> _GIVEN EXERCISE_
Every record that follows should be printed verbatim.

> _RECORDS FOR THIS TASK_

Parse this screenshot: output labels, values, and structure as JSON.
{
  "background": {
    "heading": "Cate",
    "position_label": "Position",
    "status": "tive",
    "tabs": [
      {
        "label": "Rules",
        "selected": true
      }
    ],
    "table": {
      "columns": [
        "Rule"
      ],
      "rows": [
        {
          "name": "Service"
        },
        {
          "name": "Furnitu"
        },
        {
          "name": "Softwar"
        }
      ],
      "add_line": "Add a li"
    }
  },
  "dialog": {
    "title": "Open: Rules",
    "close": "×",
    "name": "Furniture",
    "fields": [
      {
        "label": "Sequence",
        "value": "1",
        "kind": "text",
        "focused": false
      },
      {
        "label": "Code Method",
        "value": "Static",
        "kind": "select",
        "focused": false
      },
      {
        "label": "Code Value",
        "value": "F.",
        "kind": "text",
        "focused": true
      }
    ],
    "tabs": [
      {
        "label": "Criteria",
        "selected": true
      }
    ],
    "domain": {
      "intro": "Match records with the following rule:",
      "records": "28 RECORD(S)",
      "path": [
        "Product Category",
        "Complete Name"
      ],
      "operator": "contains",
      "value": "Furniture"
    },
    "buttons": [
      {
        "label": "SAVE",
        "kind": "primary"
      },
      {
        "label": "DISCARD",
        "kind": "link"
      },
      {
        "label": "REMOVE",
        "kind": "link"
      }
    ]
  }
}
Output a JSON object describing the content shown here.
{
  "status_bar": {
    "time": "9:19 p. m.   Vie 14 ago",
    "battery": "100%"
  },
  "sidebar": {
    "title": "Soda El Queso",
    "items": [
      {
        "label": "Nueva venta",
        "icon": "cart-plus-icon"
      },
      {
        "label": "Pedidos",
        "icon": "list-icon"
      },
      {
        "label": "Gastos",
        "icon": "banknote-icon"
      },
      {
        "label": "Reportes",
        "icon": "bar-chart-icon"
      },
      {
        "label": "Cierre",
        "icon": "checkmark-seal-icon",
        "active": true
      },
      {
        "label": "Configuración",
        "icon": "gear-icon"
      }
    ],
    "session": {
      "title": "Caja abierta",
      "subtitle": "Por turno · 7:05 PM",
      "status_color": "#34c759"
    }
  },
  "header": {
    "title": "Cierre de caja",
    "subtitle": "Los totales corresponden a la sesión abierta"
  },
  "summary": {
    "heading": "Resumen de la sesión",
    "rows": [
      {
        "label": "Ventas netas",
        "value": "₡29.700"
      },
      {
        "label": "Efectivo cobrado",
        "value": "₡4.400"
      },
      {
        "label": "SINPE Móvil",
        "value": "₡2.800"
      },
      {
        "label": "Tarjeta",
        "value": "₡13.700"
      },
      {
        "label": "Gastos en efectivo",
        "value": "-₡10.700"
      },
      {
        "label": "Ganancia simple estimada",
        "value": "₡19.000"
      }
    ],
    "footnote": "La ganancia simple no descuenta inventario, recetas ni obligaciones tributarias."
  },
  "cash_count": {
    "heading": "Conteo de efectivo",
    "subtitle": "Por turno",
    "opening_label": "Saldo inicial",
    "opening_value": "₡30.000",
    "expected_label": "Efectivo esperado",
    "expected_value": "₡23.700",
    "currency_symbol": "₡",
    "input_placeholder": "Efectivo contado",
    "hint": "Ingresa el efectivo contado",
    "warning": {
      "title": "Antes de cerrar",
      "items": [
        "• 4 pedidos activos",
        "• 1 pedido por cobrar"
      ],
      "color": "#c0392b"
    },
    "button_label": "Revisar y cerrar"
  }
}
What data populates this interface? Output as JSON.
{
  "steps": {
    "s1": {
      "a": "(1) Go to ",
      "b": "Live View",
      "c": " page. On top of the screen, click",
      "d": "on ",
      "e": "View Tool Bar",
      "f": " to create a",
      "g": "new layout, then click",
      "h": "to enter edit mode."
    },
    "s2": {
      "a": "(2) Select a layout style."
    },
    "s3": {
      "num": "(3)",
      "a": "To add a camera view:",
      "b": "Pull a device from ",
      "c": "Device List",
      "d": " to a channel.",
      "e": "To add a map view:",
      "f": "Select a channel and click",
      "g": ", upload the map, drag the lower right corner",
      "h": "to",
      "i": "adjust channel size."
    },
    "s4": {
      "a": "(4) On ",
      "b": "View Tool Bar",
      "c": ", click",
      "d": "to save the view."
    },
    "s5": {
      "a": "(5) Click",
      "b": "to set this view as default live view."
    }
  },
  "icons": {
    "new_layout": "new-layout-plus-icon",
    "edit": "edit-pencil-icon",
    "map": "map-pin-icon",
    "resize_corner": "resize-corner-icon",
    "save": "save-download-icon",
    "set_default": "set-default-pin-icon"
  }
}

> _ANSWER_
Parse this screenshot: output labels, values, and structure as JSON.
{
  "background": {
    "heading": "Cate",
    "position_label": "Position",
    "status": "tive",
    "tabs": [
      {
        "label": "Rules",
        "selected": true
      }
    ],
    "table": {
      "columns": [
        "Rule"
      ],
      "rows": [
        {
          "name": "Service"
        },
        {
          "name": "Furnitu"
        },
        {
          "name": "Softwar"
        }
      ],
      "add_line": "Add a li"
    }
  },
  "dialog": {
    "title": "Open: Rules",
    "close": "×",
    "name": "Furniture",
    "fields": [
      {
        "label": "Sequence",
        "value": "1",
        "kind": "text",
        "focused": false
      },
      {
        "label": "Code Method",
        "value": "Static",
        "kind": "select",
        "focused": false
      },
      {
        "label": "Code Value",
        "value": "F.",
        "kind": "text",
        "focused": true
      }
    ],
    "tabs": [
      {
        "label": "Criteria",
        "selected": true
      }
    ],
    "domain": {
      "intro": "Match records with the following rule:",
      "records": "28 RECORD(S)",
      "path": [
        "Product Category",
        "Complete Name"
      ],
      "operator": "contains",
      "value": "Furniture"
    },
    "buttons": [
      {
        "label": "SAVE",
        "kind": "primary"
      },
      {
        "label": "DISCARD",
        "kind": "link"
      },
      {
        "label": "REMOVE",
        "kind": "link"
      }
    ]
  }
}
Output a JSON object describing the content shown here.
{
  "status_bar": {
    "time": "9:19 p. m.   Vie 14 ago",
    "battery": "100%"
  },
  "sidebar": {
    "title": "Soda El Queso",
    "items": [
      {
        "label": "Nueva venta",
        "icon": "cart-plus-icon"
      },
      {
        "label": "Pedidos",
        "icon": "list-icon"
      },
      {
        "label": "Gastos",
        "icon": "banknote-icon"
      },
      {
        "label": "Reportes",
        "icon": "bar-chart-icon"
      },
      {
        "label": "Cierre",
        "icon": "checkmark-seal-icon",
        "active": true
      },
      {
        "label": "Configuración",
        "icon": "gear-icon"
      }
    ],
    "session": {
      "title": "Caja abierta",
      "subtitle": "Por turno · 7:05 PM",
      "status_color": "#34c759"
    }
  },
  "header": {
    "title": "Cierre de caja",
    "subtitle": "Los totales corresponden a la sesión abierta"
  },
  "summary": {
    "heading": "Resumen de la sesión",
    "rows": [
      {
        "label": "Ventas netas",
        "value": "₡29.700"
      },
      {
        "label": "Efectivo cobrado",
        "value": "₡4.400"
      },
      {
        "label": "SINPE Móvil",
        "value": "₡2.800"
      },
      {
        "label": "Tarjeta",
        "value": "₡13.700"
      },
      {
        "label": "Gastos en efectivo",
        "value": "-₡10.700"
      },
      {
        "label": "Ganancia simple estimada",
        "value": "₡19.000"
      }
    ],
    "footnote": "La ganancia simple no descuenta inventario, recetas ni obligaciones tributarias."
  },
  "cash_count": {
    "heading": "Conteo de efectivo",
    "subtitle": "Por turno",
    "opening_label": "Saldo inicial",
    "opening_value": "₡30.000",
    "expected_label": "Efectivo esperado",
    "expected_value": "₡23.700",
    "currency_symbol": "₡",
    "input_placeholder": "Efectivo contado",
    "hint": "Ingresa el efectivo contado",
    "warning": {
      "title": "Antes de cerrar",
      "items": [
        "• 4 pedidos activos",
        "• 1 pedido por cobrar"
      ],
      "color": "#c0392b"
    },
    "button_label": "Revisar y cerrar"
  }
}
What data populates this interface? Output as JSON.
{
  "steps": {
    "s1": {
      "a": "(1) Go to ",
      "b": "Live View",
      "c": " page. On top of the screen, click",
      "d": "on ",
      "e": "View Tool Bar",
      "f": " to create a",
      "g": "new layout, then click",
      "h": "to enter edit mode."
    },
    "s2": {
      "a": "(2) Select a layout style."
    },
    "s3": {
      "num": "(3)",
      "a": "To add a camera view:",
      "b": "Pull a device from ",
      "c": "Device List",
      "d": " to a channel.",
      "e": "To add a map view:",
      "f": "Select a channel and click",
      "g": ", upload the map, drag the lower right corner",
      "h": "to",
      "i": "adjust channel size."
    },
    "s4": {
      "a": "(4) On ",
      "b": "View Tool Bar",
      "c": ", click",
      "d": "to save the view."
    },
    "s5": {
      "a": "(5) Click",
      "b": "to set this view as default live view."
    }
  },
  "icons": {
    "new_layout": "new-layout-plus-icon",
    "edit": "edit-pencil-icon",
    "map": "map-pin-icon",
    "resize_corner": "resize-corner-icon",
    "save": "save-download-icon",
    "set_default": "set-default-pin-icon"
  }
}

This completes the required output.